[Stored data]

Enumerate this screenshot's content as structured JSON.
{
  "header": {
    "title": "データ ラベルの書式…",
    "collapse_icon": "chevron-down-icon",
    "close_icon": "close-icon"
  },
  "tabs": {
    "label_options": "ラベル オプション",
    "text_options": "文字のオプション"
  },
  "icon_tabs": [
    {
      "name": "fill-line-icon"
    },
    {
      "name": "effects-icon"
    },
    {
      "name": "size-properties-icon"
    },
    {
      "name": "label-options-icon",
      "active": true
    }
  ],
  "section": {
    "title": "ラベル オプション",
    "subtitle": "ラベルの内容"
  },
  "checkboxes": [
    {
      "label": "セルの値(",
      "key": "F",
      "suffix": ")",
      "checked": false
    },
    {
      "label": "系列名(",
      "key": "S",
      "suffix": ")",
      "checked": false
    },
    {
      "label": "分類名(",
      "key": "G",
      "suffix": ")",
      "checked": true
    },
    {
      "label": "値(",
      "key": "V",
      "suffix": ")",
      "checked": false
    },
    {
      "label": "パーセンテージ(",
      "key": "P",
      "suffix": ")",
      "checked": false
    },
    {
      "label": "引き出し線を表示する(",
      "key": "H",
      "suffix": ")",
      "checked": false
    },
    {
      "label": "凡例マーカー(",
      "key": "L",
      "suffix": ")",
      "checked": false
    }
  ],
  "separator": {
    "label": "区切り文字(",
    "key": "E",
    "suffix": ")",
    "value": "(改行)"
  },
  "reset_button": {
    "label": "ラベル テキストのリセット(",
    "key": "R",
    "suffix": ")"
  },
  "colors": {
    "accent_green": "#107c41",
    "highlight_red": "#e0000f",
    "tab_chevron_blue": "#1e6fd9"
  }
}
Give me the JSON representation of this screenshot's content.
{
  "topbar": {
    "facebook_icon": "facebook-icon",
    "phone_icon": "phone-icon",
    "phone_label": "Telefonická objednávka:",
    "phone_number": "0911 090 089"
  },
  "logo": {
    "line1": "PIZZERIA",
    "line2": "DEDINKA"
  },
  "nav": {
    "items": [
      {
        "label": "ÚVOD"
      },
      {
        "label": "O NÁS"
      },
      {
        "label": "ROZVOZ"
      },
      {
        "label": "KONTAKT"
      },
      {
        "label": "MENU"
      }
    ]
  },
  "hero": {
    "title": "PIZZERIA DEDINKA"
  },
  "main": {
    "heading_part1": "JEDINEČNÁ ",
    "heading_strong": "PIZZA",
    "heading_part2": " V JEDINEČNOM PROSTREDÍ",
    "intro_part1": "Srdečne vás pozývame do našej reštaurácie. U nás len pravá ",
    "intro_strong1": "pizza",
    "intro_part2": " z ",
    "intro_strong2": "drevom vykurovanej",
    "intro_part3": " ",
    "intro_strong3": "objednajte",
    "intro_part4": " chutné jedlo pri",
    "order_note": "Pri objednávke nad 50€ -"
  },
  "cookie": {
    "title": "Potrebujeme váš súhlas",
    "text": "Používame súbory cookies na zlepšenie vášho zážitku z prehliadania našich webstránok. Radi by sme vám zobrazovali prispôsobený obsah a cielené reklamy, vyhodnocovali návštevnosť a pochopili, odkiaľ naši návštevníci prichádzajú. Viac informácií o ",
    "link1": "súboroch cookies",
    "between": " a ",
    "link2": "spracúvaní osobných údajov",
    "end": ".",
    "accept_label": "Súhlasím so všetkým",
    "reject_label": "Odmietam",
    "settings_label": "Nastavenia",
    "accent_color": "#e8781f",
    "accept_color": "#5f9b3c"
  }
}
...
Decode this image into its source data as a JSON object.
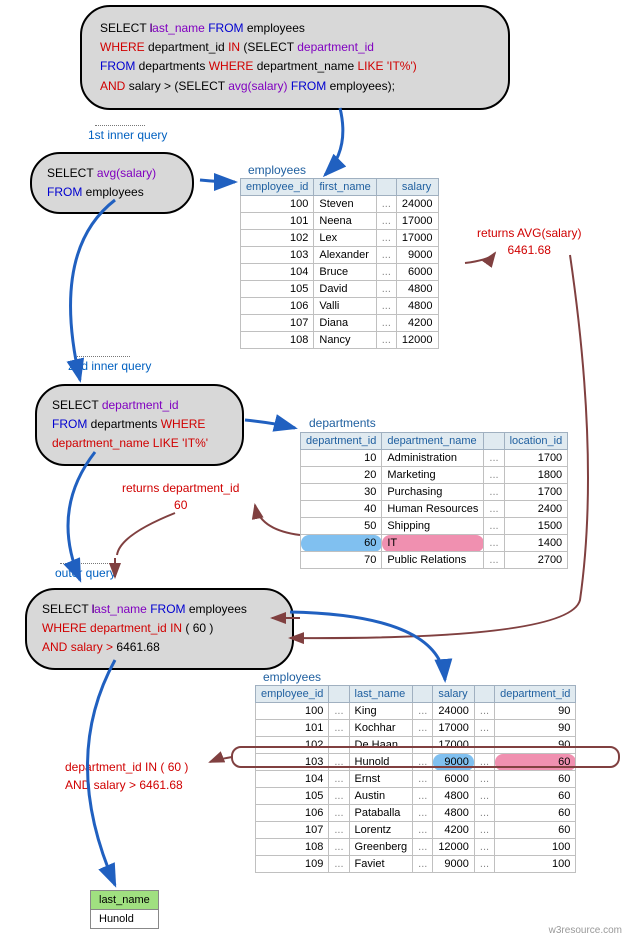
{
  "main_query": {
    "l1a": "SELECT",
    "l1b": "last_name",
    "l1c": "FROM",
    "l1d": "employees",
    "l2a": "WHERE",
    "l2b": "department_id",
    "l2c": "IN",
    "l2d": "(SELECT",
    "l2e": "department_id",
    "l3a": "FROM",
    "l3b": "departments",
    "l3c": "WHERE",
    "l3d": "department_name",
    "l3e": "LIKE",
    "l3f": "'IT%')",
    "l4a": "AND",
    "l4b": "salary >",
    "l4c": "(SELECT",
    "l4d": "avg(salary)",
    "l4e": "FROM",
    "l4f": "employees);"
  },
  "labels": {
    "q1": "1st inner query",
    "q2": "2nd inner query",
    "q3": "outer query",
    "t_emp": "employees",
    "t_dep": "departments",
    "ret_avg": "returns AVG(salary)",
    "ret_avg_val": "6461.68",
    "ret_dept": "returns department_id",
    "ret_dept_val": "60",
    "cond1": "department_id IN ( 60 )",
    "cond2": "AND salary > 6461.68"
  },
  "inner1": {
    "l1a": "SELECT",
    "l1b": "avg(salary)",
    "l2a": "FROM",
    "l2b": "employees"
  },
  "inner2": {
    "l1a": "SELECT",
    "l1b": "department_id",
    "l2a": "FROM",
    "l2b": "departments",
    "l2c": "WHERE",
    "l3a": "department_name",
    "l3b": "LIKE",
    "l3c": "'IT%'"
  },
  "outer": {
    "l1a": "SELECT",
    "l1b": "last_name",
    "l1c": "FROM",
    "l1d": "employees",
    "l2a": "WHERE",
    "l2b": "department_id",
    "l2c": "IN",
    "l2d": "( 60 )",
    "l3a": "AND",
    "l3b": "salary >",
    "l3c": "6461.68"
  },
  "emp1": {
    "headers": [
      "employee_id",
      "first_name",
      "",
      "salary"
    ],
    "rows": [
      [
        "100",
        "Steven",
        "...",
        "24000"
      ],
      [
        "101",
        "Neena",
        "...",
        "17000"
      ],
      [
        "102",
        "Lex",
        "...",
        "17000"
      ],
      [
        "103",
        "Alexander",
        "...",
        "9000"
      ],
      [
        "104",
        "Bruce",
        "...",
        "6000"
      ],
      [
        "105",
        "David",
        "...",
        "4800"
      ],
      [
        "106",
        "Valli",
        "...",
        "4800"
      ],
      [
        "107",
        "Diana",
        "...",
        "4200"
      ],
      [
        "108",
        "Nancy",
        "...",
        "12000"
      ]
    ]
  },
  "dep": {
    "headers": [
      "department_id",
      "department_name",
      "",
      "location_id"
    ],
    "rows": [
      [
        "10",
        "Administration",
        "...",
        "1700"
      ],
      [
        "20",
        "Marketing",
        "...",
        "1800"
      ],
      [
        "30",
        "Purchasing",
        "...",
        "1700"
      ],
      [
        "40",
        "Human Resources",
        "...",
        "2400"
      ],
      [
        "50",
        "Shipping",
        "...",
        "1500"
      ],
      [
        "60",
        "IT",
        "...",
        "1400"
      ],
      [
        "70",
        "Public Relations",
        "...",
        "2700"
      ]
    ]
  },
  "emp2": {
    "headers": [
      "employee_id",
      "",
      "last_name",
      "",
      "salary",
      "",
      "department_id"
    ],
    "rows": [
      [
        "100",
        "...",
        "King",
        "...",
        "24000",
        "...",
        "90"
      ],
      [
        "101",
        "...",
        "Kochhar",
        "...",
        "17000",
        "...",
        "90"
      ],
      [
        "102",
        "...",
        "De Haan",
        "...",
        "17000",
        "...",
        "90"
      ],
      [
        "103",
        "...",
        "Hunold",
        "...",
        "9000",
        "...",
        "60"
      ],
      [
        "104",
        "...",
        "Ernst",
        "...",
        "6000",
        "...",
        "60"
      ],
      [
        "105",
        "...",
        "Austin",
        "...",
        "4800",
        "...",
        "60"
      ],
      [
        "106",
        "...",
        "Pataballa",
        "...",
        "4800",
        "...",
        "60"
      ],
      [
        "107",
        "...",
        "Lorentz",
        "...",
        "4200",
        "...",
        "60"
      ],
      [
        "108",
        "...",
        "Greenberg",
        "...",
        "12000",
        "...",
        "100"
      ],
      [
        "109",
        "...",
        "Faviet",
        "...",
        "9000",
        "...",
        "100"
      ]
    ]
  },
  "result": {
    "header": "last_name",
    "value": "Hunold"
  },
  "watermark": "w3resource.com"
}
...
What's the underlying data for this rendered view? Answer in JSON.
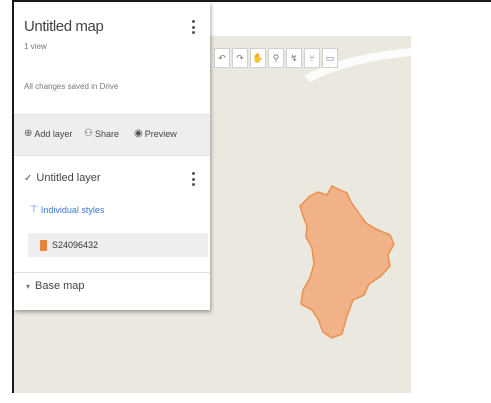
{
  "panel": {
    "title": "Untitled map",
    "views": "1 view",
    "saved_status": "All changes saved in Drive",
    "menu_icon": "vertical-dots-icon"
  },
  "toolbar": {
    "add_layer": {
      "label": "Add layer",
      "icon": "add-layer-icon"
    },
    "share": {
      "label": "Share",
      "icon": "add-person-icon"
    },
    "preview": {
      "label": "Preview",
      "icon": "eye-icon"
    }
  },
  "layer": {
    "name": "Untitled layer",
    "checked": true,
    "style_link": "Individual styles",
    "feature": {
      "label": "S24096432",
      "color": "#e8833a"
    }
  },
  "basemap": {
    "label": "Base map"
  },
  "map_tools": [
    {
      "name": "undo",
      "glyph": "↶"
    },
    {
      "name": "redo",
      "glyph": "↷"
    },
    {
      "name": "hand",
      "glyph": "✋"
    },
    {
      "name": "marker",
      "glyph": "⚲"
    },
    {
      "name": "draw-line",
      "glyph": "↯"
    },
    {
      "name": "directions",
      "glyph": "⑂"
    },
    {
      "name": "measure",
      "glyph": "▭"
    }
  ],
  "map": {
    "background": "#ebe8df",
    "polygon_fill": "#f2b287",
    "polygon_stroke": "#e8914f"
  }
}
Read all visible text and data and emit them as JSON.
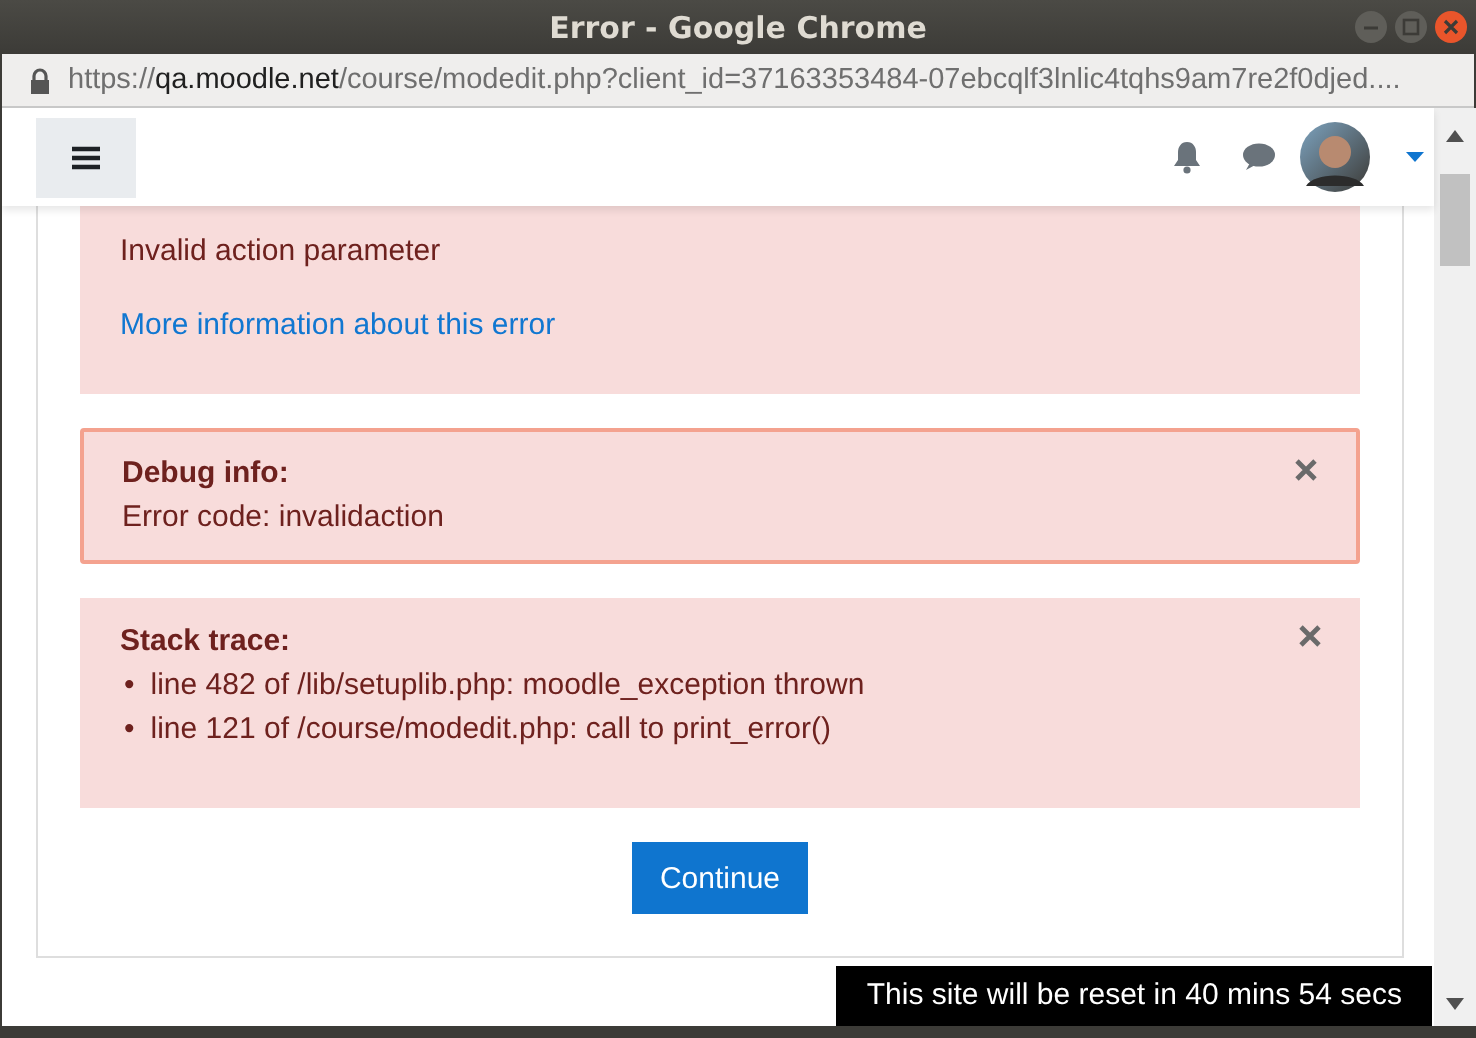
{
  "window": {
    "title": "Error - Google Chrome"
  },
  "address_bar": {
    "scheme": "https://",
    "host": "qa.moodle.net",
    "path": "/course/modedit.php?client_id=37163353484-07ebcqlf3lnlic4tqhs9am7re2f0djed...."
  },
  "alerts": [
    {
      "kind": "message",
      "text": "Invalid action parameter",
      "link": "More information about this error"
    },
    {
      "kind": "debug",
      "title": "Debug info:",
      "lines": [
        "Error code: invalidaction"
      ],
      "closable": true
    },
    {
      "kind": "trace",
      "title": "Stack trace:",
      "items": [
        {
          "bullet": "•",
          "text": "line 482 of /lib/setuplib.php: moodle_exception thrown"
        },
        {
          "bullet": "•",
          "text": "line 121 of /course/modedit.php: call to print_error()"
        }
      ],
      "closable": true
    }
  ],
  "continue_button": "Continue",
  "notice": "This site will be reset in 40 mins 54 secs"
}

What you should do
Find the lines that include the string "salary", then copy each of them.

Solution to this task
    "l4b": "salary >",
    "l4d": "avg(salary)",
    "ret_avg": "returns AVG(salary)",
    "cond2": "AND salary > 6461.68"
    "l1b": "avg(salary)",
    "l3b": "salary >",
      "salary"
      "salary",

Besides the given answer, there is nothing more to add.